### TASK MATERIAL
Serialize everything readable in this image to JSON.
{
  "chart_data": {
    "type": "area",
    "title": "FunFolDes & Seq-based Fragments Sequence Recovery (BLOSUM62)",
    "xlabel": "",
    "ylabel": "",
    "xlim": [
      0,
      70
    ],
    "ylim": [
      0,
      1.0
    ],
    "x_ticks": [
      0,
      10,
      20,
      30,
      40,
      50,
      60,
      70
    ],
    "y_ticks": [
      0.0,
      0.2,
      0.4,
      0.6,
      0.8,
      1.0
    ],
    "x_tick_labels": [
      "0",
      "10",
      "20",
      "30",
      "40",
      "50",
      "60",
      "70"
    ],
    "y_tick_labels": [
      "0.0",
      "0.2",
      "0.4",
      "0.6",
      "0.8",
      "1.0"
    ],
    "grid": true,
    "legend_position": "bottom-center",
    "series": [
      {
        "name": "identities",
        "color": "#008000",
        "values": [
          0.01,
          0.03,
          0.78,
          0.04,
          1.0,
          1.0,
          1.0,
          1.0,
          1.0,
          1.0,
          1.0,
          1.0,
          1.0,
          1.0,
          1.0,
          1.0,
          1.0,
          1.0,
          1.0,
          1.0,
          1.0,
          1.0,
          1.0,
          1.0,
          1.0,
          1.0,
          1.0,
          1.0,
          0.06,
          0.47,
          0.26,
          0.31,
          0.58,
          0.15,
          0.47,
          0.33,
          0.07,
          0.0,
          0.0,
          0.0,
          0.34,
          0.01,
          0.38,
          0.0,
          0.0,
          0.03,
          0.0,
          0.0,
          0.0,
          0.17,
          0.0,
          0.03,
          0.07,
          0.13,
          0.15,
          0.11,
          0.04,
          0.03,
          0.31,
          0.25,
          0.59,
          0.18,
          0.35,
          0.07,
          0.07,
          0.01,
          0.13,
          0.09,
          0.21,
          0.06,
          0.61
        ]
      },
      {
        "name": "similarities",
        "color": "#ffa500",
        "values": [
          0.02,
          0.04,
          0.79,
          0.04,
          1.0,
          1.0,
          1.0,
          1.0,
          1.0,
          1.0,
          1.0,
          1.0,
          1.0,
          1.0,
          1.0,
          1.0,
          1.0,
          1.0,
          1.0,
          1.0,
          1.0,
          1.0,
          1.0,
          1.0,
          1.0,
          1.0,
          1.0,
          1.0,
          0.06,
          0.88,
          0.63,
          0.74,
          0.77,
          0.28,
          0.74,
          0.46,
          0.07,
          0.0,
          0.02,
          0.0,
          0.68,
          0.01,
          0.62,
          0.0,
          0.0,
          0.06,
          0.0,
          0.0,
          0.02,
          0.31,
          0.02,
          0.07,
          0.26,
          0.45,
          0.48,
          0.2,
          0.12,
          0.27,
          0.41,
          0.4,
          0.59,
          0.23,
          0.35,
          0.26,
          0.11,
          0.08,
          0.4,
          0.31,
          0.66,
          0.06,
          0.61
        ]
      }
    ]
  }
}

### WHAT TO PRODUCE
Would you reproduce all the entries exactly?

### THE REPLY
Serialize everything readable in this image to JSON.
{
  "chart_data": {
    "type": "area",
    "title": "FunFolDes & Seq-based Fragments Sequence Recovery (BLOSUM62)",
    "xlabel": "",
    "ylabel": "",
    "xlim": [
      0,
      70
    ],
    "ylim": [
      0,
      1.0
    ],
    "x_ticks": [
      0,
      10,
      20,
      30,
      40,
      50,
      60,
      70
    ],
    "y_ticks": [
      0.0,
      0.2,
      0.4,
      0.6,
      0.8,
      1.0
    ],
    "x_tick_labels": [
      "0",
      "10",
      "20",
      "30",
      "40",
      "50",
      "60",
      "70"
    ],
    "y_tick_labels": [
      "0.0",
      "0.2",
      "0.4",
      "0.6",
      "0.8",
      "1.0"
    ],
    "grid": true,
    "legend_position": "bottom-center",
    "series": [
      {
        "name": "identities",
        "color": "#008000",
        "values": [
          0.01,
          0.03,
          0.78,
          0.04,
          1.0,
          1.0,
          1.0,
          1.0,
          1.0,
          1.0,
          1.0,
          1.0,
          1.0,
          1.0,
          1.0,
          1.0,
          1.0,
          1.0,
          1.0,
          1.0,
          1.0,
          1.0,
          1.0,
          1.0,
          1.0,
          1.0,
          1.0,
          1.0,
          0.06,
          0.47,
          0.26,
          0.31,
          0.58,
          0.15,
          0.47,
          0.33,
          0.07,
          0.0,
          0.0,
          0.0,
          0.34,
          0.01,
          0.38,
          0.0,
          0.0,
          0.03,
          0.0,
          0.0,
          0.0,
          0.17,
          0.0,
          0.03,
          0.07,
          0.13,
          0.15,
          0.11,
          0.04,
          0.03,
          0.31,
          0.25,
          0.59,
          0.18,
          0.35,
          0.07,
          0.07,
          0.01,
          0.13,
          0.09,
          0.21,
          0.06,
          0.61
        ]
      },
      {
        "name": "similarities",
        "color": "#ffa500",
        "values": [
          0.02,
          0.04,
          0.79,
          0.04,
          1.0,
          1.0,
          1.0,
          1.0,
          1.0,
          1.0,
          1.0,
          1.0,
          1.0,
          1.0,
          1.0,
          1.0,
          1.0,
          1.0,
          1.0,
          1.0,
          1.0,
          1.0,
          1.0,
          1.0,
          1.0,
          1.0,
          1.0,
          1.0,
          0.06,
          0.88,
          0.63,
          0.74,
          0.77,
          0.28,
          0.74,
          0.46,
          0.07,
          0.0,
          0.02,
          0.0,
          0.68,
          0.01,
          0.62,
          0.0,
          0.0,
          0.06,
          0.0,
          0.0,
          0.02,
          0.31,
          0.02,
          0.07,
          0.26,
          0.45,
          0.48,
          0.2,
          0.12,
          0.27,
          0.41,
          0.4,
          0.59,
          0.23,
          0.35,
          0.26,
          0.11,
          0.08,
          0.4,
          0.31,
          0.66,
          0.06,
          0.61
        ]
      }
    ]
  }
}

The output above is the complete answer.